>> START
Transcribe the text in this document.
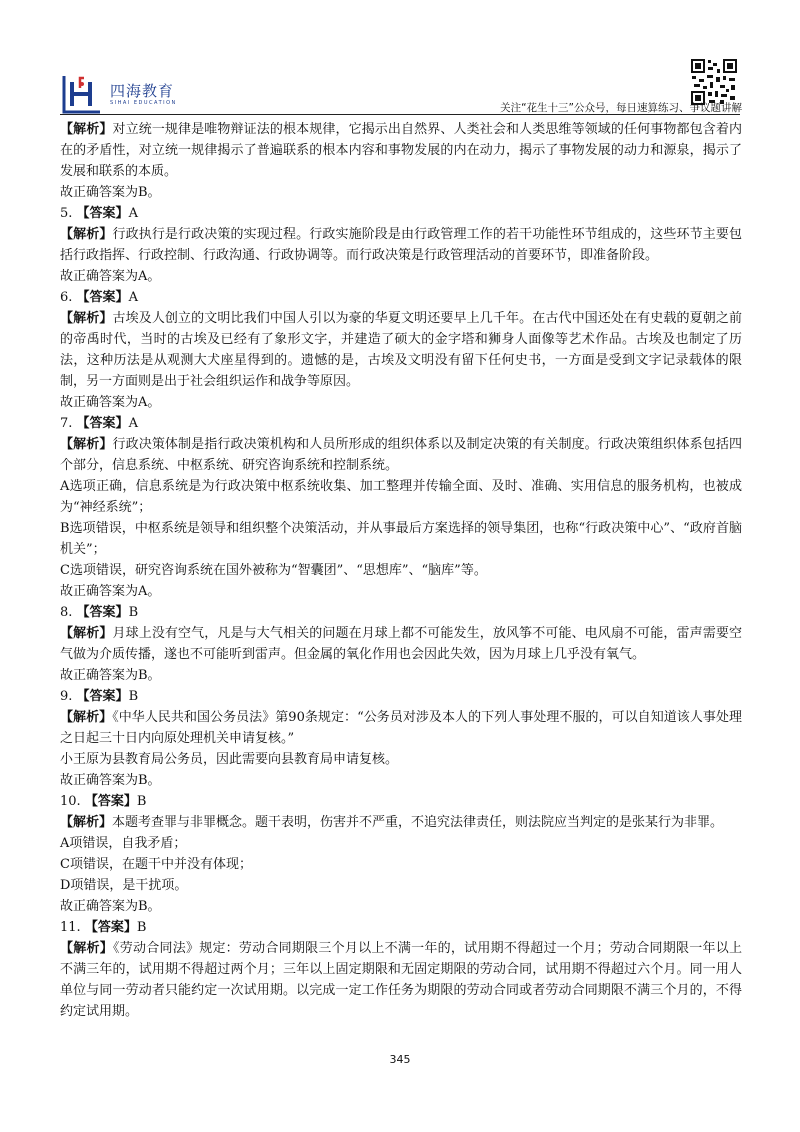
四海教育
SIHAI EDUCATION	关注“花生十三”公众号，每日速算练习、争议题讲解

【解析】对立统一规律是唯物辩证法的根本规律，它揭示出自然界、人类社会和人类思维等领域的任何事物都包含着内在的矛盾性，对立统一规律揭示了普遍联系的根本内容和事物发展的内在动力，揭示了事物发展的动力和源泉，揭示了发展和联系的本质。

故正确答案为B。

5. 【答案】A

【解析】行政执行是行政决策的实现过程。行政实施阶段是由行政管理工作的若干功能性环节组成的，这些环节主要包括行政指挥、行政控制、行政沟通、行政协调等。而行政决策是行政管理活动的首要环节，即准备阶段。

故正确答案为A。

6. 【答案】A

【解析】古埃及人创立的文明比我们中国人引以为豪的华夏文明还要早上几千年。在古代中国还处在有史载的夏朝之前的帝禹时代，当时的古埃及已经有了象形文字，并建造了硕大的金字塔和狮身人面像等艺术作品。古埃及也制定了历法，这种历法是从观测大犬座星得到的。遗憾的是，古埃及文明没有留下任何史书，一方面是受到文字记录载体的限制，另一方面则是出于社会组织运作和战争等原因。

故正确答案为A。

7. 【答案】A

【解析】行政决策体制是指行政决策机构和人员所形成的组织体系以及制定决策的有关制度。行政决策组织体系包括四个部分，信息系统、中枢系统、研究咨询系统和控制系统。

A选项正确，信息系统是为行政决策中枢系统收集、加工整理并传输全面、及时、准确、实用信息的服务机构，也被成为“神经系统”；

B选项错误，中枢系统是领导和组织整个决策活动，并从事最后方案选择的领导集团，也称“行政决策中心”、“政府首脑机关”；

C选项错误，研究咨询系统在国外被称为“智囊团”、“思想库”、“脑库”等。

故正确答案为A。

8. 【答案】B

【解析】月球上没有空气，凡是与大气相关的问题在月球上都不可能发生，放风筝不可能、电风扇不可能，雷声需要空气做为介质传播，遂也不可能听到雷声。但金属的氧化作用也会因此失效，因为月球上几乎没有氧气。

故正确答案为B。

9. 【答案】B

【解析】《中华人民共和国公务员法》第90条规定：“公务员对涉及本人的下列人事处理不服的，可以自知道该人事处理之日起三十日内向原处理机关申请复核。”

小王原为县教育局公务员，因此需要向县教育局申请复核。

故正确答案为B。

10. 【答案】B

【解析】本题考查罪与非罪概念。题干表明，伤害并不严重，不追究法律责任，则法院应当判定的是张某行为非罪。

A项错误，自我矛盾；

C项错误，在题干中并没有体现；

D项错误，是干扰项。

故正确答案为B。

11. 【答案】B

【解析】《劳动合同法》规定：劳动合同期限三个月以上不满一年的，试用期不得超过一个月；劳动合同期限一年以上不满三年的，试用期不得超过两个月；三年以上固定期限和无固定期限的劳动合同，试用期不得超过六个月。同一用人单位与同一劳动者只能约定一次试用期。以完成一定工作任务为期限的劳动合同或者劳动合同期限不满三个月的，不得约定试用期。

345
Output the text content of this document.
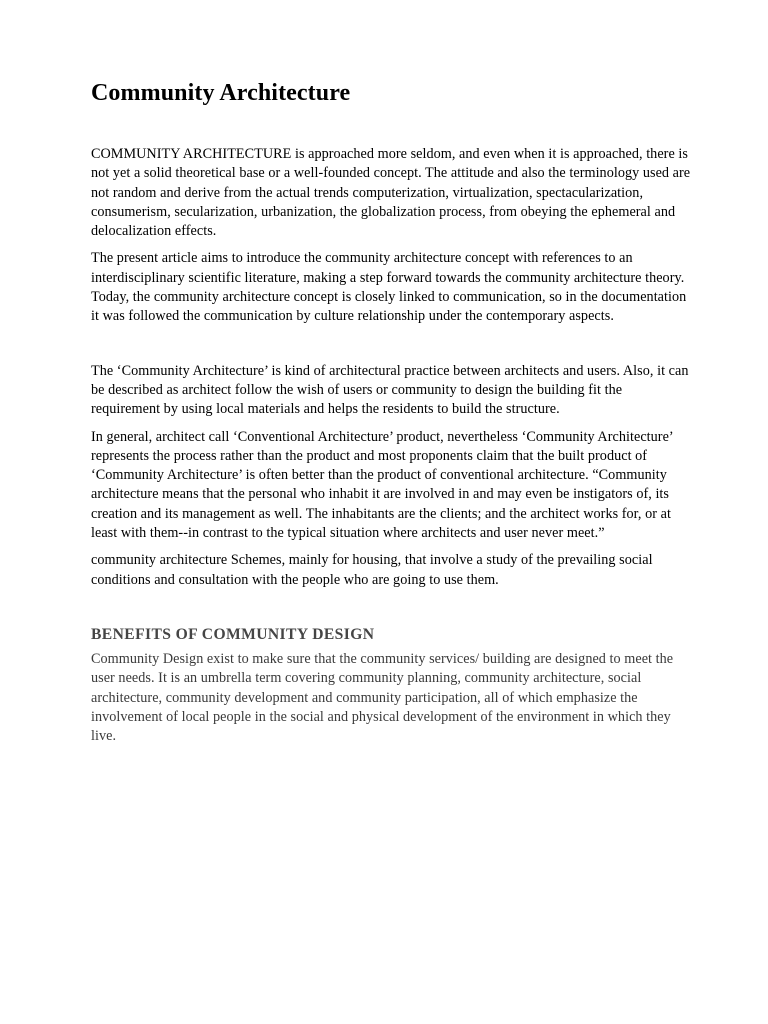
Community Architecture

COMMUNITY ARCHITECTURE is approached more seldom, and even when it is approached, there is not yet a solid theoretical base or a well-founded concept. The attitude and also the terminology used are not random and derive from the actual trends computerization, virtualization, spectacularization, consumerism, secularization, urbanization, the globalization process, from obeying the ephemeral and delocalization effects.

The present article aims to introduce the community architecture concept with references to an interdisciplinary scientific literature, making a step forward towards the community architecture theory. Today, the community architecture concept is closely linked to communication, so in the documentation it was followed the communication by culture relationship under the contemporary aspects.

The ‘Community Architecture’ is kind of architectural practice between architects and users. Also, it can be described as architect follow the wish of users or community to design the building fit the requirement by using local materials and helps the residents to build the structure.

In general, architect call ‘Conventional Architecture’ product, nevertheless ‘Community Architecture’ represents the process rather than the product and most proponents claim that the built product of ‘Community Architecture’ is often better than the product of conventional architecture. “Community architecture means that the personal who inhabit it are involved in and may even be instigators of, its creation and its management as well. The inhabitants are the clients; and the architect works for, or at least with them--in contrast to the typical situation where architects and user never meet.”

community architecture Schemes, mainly for housing, that involve a study of the prevailing social conditions and consultation with the people who are going to use them.

BENEFITS OF COMMUNITY DESIGN

Community Design exist to make sure that the community services/ building are designed to meet the user needs. It is an umbrella term covering community planning, community architecture, social architecture, community development and community participation, all of which emphasize the involvement of local people in the social and physical development of the environment in which they live.
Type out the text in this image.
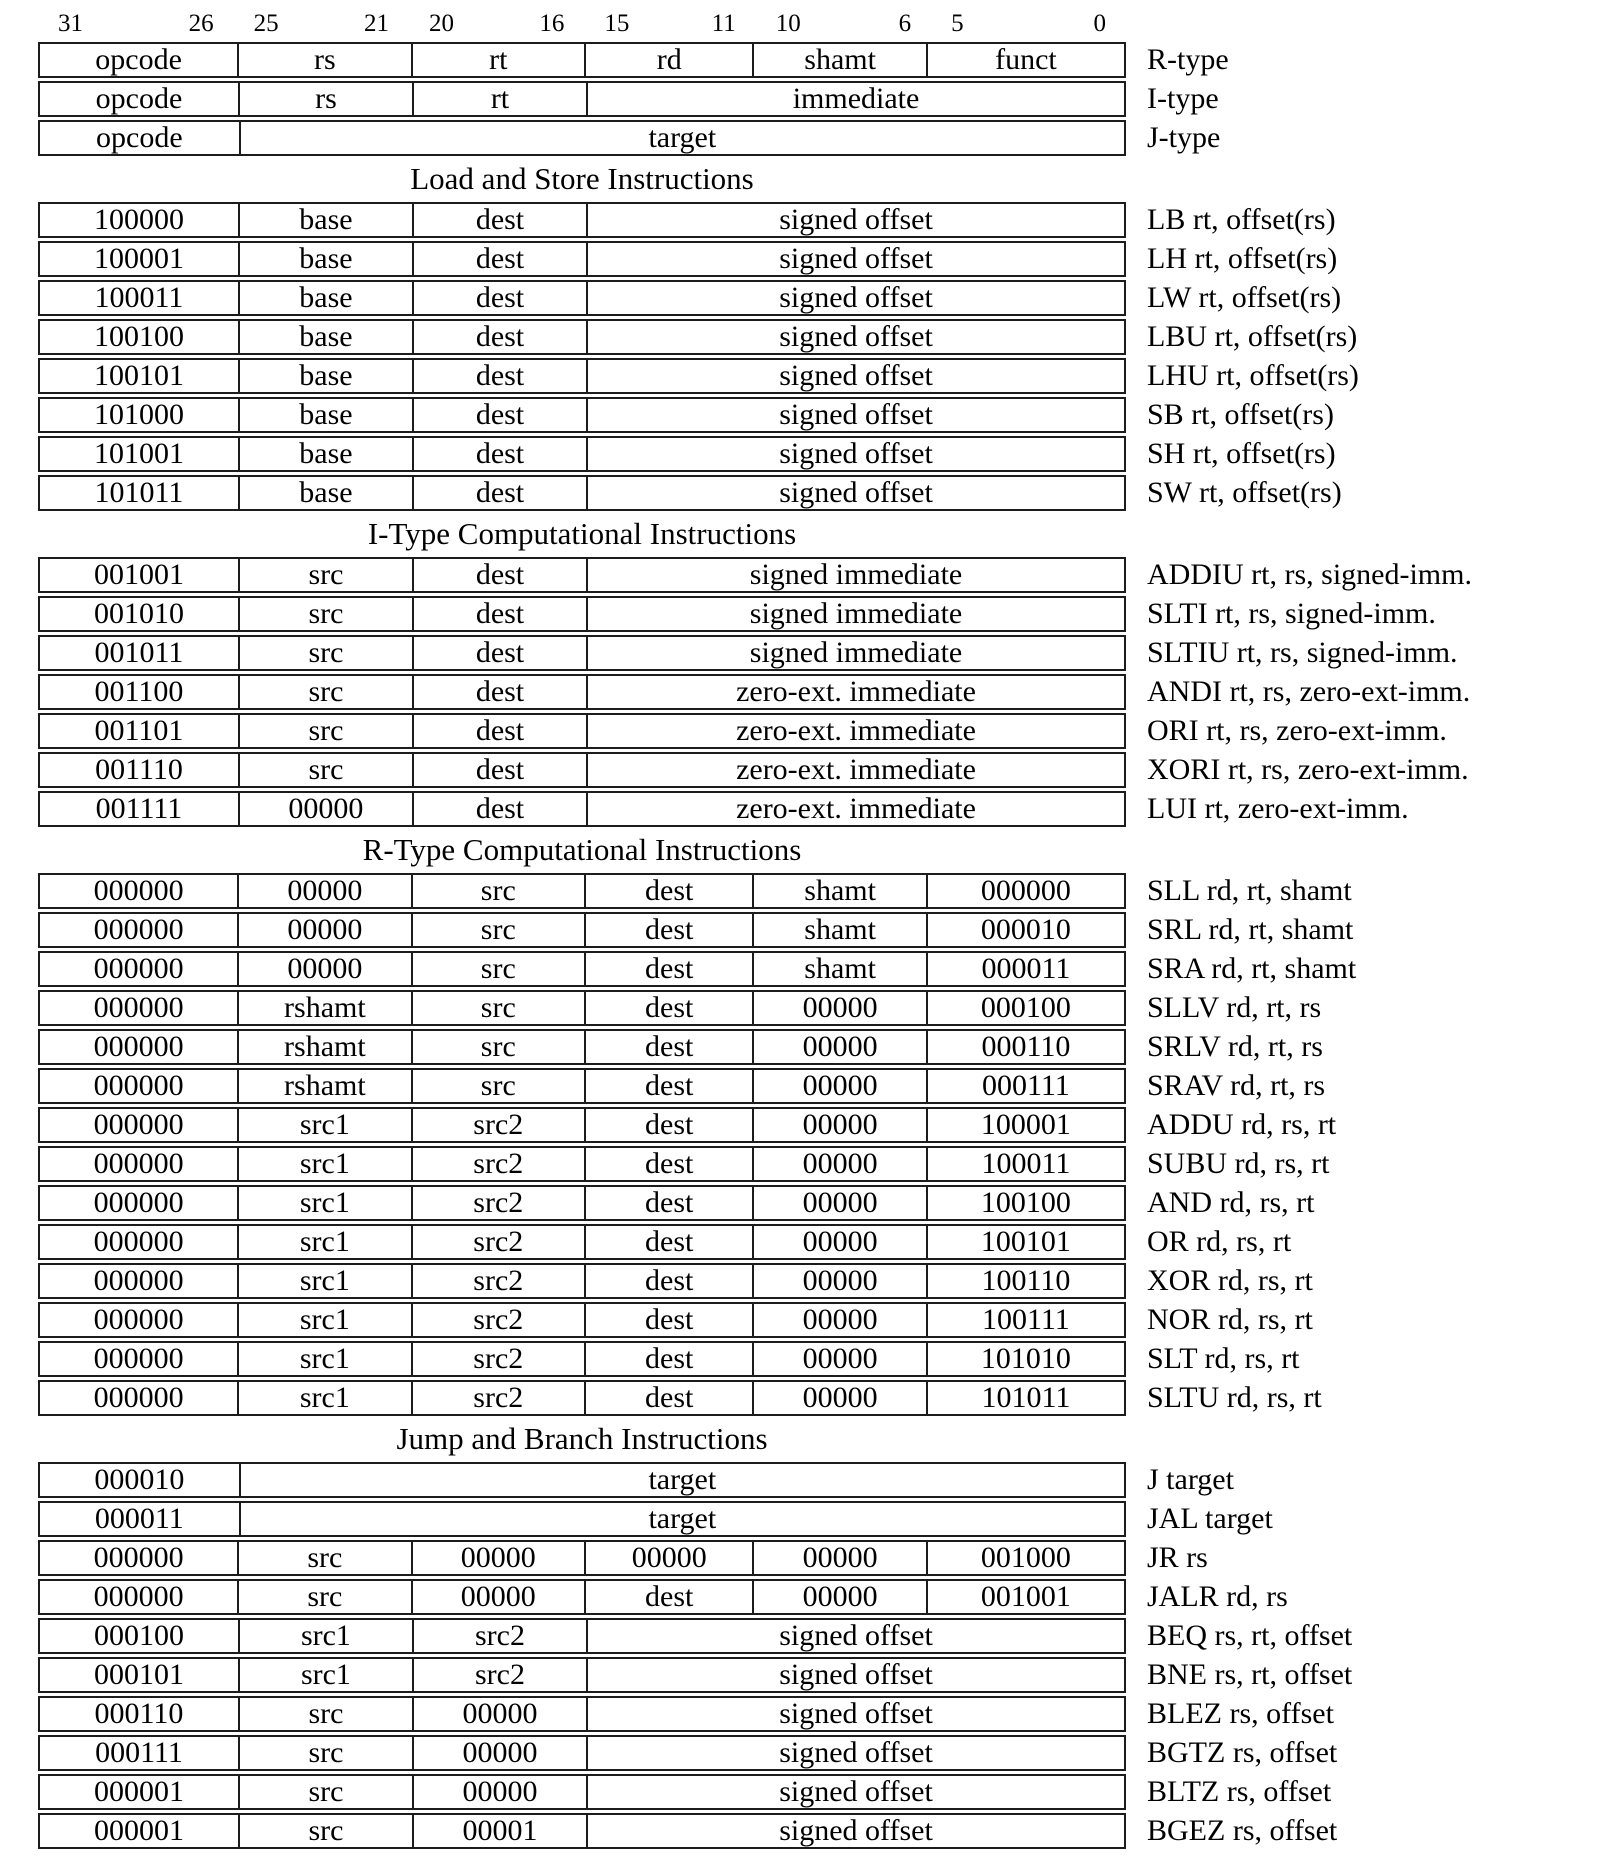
31	26 25	21 20	16 15	11 10	6 5	0
opcode	rs	rt	rd	shamt	funct	R-type
opcode	rs	rt	immediate	I-type
opcode	target	J-type
Load and Store Instructions
100000	base	dest	signed offset	LB rt, offset(rs)
100001	base	dest	signed offset	LH rt, offset(rs)
100011	base	dest	signed offset	LW rt, offset(rs)
100100	base	dest	signed offset	LBU rt, offset(rs)
100101	base	dest	signed offset	LHU rt, offset(rs)
101000	base	dest	signed offset	SB rt, offset(rs)
101001	base	dest	signed offset	SH rt, offset(rs)
101011	base	dest	signed offset	SW rt, offset(rs)
I-Type Computational Instructions
001001	src	dest	signed immediate	ADDIU rt, rs, signed-imm.
001010	src	dest	signed immediate	SLTI rt, rs, signed-imm.
001011	src	dest	signed immediate	SLTIU rt, rs, signed-imm.
001100	src	dest	zero-ext. immediate	ANDI rt, rs, zero-ext-imm.
001101	src	dest	zero-ext. immediate	ORI rt, rs, zero-ext-imm.
001110	src	dest	zero-ext. immediate	XORI rt, rs, zero-ext-imm.
001111	00000	dest	zero-ext. immediate	LUI rt, zero-ext-imm.
R-Type Computational Instructions
000000	00000	src	dest	shamt	000000	SLL rd, rt, shamt
000000	00000	src	dest	shamt	000010	SRL rd, rt, shamt
000000	00000	src	dest	shamt	000011	SRA rd, rt, shamt
000000	rshamt	src	dest	00000	000100	SLLV rd, rt, rs
000000	rshamt	src	dest	00000	000110	SRLV rd, rt, rs
000000	rshamt	src	dest	00000	000111	SRAV rd, rt, rs
000000	src1	src2	dest	00000	100001	ADDU rd, rs, rt
000000	src1	src2	dest	00000	100011	SUBU rd, rs, rt
000000	src1	src2	dest	00000	100100	AND rd, rs, rt
000000	src1	src2	dest	00000	100101	OR rd, rs, rt
000000	src1	src2	dest	00000	100110	XOR rd, rs, rt
000000	src1	src2	dest	00000	100111	NOR rd, rs, rt
000000	src1	src2	dest	00000	101010	SLT rd, rs, rt
000000	src1	src2	dest	00000	101011	SLTU rd, rs, rt
Jump and Branch Instructions
000010	target	J target
000011	target	JAL target
000000	src	00000	00000	00000	001000	JR rs
000000	src	00000	dest	00000	001001	JALR rd, rs
000100	src1	src2	signed offset	BEQ rs, rt, offset
000101	src1	src2	signed offset	BNE rs, rt, offset
000110	src	00000	signed offset	BLEZ rs, offset
000111	src	00000	signed offset	BGTZ rs, offset
000001	src	00000	signed offset	BLTZ rs, offset
000001	src	00001	signed offset	BGEZ rs, offset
>> END
- **Directions for this task**: Only lines holding the string "Instructions" are wanted; gather each one from the entries above.

- **Task answer**:
Load and Store Instructions
I-Type Computational Instructions
R-Type Computational Instructions
Jump and Branch Instructions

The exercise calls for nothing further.